**** LISTED ENTRIES

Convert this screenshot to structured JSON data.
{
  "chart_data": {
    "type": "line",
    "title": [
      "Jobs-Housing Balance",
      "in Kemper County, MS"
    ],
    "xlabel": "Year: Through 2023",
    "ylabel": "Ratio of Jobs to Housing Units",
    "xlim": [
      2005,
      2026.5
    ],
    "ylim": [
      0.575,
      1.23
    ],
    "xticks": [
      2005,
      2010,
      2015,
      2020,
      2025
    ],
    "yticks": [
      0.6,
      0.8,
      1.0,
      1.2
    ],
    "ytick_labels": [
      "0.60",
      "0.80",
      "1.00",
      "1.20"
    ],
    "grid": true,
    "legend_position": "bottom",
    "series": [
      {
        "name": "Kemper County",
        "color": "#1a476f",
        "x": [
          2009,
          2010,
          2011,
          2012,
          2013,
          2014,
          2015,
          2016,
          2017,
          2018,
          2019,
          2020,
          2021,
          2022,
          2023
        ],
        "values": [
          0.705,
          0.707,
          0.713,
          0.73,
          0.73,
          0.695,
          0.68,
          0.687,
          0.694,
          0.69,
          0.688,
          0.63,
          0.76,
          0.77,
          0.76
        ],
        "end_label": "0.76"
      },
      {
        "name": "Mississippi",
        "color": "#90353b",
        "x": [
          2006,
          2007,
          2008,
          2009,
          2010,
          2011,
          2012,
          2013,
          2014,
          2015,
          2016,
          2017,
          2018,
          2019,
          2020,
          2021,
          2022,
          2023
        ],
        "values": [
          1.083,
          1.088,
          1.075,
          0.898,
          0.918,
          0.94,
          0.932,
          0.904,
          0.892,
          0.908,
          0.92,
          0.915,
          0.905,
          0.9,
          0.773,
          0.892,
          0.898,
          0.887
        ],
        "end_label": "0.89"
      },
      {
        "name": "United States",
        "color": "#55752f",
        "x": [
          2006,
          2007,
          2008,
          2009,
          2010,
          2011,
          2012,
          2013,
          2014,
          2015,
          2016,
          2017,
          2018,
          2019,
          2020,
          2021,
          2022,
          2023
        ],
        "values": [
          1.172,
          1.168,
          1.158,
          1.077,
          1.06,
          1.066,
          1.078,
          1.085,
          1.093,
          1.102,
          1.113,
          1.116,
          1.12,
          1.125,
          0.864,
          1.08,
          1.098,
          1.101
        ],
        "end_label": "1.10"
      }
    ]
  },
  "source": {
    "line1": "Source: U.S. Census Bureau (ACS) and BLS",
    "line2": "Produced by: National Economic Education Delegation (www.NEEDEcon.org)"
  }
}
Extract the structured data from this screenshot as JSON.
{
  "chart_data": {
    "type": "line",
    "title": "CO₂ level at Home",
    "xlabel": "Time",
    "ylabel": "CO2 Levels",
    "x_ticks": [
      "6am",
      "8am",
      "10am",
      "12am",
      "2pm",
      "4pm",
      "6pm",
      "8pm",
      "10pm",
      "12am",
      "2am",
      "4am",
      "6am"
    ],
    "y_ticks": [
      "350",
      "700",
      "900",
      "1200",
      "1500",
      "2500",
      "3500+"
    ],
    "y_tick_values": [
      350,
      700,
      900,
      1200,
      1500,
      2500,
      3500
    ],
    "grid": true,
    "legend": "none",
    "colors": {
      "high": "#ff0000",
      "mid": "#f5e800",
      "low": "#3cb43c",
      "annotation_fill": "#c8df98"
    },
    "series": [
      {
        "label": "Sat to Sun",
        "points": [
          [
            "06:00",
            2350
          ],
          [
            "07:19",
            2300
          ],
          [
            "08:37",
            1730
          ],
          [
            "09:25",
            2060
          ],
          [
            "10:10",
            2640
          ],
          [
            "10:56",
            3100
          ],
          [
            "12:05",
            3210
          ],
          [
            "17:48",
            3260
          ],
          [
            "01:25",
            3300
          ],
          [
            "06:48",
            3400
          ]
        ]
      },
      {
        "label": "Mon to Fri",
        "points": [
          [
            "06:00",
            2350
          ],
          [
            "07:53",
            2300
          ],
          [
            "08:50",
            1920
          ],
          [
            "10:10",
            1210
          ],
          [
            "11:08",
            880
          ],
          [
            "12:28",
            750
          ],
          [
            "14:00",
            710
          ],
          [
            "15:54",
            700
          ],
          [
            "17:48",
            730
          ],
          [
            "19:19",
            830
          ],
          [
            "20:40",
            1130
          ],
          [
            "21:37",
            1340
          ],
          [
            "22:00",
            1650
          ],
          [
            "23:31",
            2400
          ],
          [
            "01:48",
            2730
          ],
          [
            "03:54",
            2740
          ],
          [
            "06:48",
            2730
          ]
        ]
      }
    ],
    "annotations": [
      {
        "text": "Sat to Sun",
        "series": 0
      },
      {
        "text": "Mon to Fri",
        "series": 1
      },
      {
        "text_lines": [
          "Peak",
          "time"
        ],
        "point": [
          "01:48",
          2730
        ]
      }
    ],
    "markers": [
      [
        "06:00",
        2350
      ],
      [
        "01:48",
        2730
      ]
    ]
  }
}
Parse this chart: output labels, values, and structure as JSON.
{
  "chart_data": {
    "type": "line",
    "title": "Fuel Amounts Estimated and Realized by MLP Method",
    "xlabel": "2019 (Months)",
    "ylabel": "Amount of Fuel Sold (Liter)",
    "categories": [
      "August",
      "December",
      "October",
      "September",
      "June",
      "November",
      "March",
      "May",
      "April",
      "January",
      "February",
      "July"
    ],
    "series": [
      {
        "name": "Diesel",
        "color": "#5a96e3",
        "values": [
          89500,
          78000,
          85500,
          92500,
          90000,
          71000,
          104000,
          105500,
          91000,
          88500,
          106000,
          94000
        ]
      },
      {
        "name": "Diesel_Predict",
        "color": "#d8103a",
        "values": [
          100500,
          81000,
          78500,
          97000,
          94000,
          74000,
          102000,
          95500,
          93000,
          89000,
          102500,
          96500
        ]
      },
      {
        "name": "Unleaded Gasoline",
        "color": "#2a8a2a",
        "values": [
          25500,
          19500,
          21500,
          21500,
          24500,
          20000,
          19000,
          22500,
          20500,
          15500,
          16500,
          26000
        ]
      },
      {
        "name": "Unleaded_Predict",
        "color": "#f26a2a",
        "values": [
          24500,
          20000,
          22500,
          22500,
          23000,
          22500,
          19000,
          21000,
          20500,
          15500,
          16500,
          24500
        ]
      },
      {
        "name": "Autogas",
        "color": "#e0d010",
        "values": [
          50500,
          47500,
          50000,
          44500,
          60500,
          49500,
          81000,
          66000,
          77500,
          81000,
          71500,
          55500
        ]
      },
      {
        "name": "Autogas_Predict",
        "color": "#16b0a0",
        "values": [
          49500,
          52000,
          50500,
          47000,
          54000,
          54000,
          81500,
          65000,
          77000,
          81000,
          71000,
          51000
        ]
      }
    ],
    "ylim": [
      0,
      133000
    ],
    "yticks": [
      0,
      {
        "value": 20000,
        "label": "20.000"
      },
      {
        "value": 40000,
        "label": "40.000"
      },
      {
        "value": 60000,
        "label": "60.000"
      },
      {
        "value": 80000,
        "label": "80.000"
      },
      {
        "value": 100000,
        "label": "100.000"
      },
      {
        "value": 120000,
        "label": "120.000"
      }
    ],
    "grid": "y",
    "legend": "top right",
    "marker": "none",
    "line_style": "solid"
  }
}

********

TASK DETAILS ▸ In the lines above, find each one with "this" and list it.

EXERCISE RESULT ▸
Convert this screenshot to structured JSON data.
Extract the structured data from this screenshot as JSON.
Parse this chart: output labels, values, and structure as JSON.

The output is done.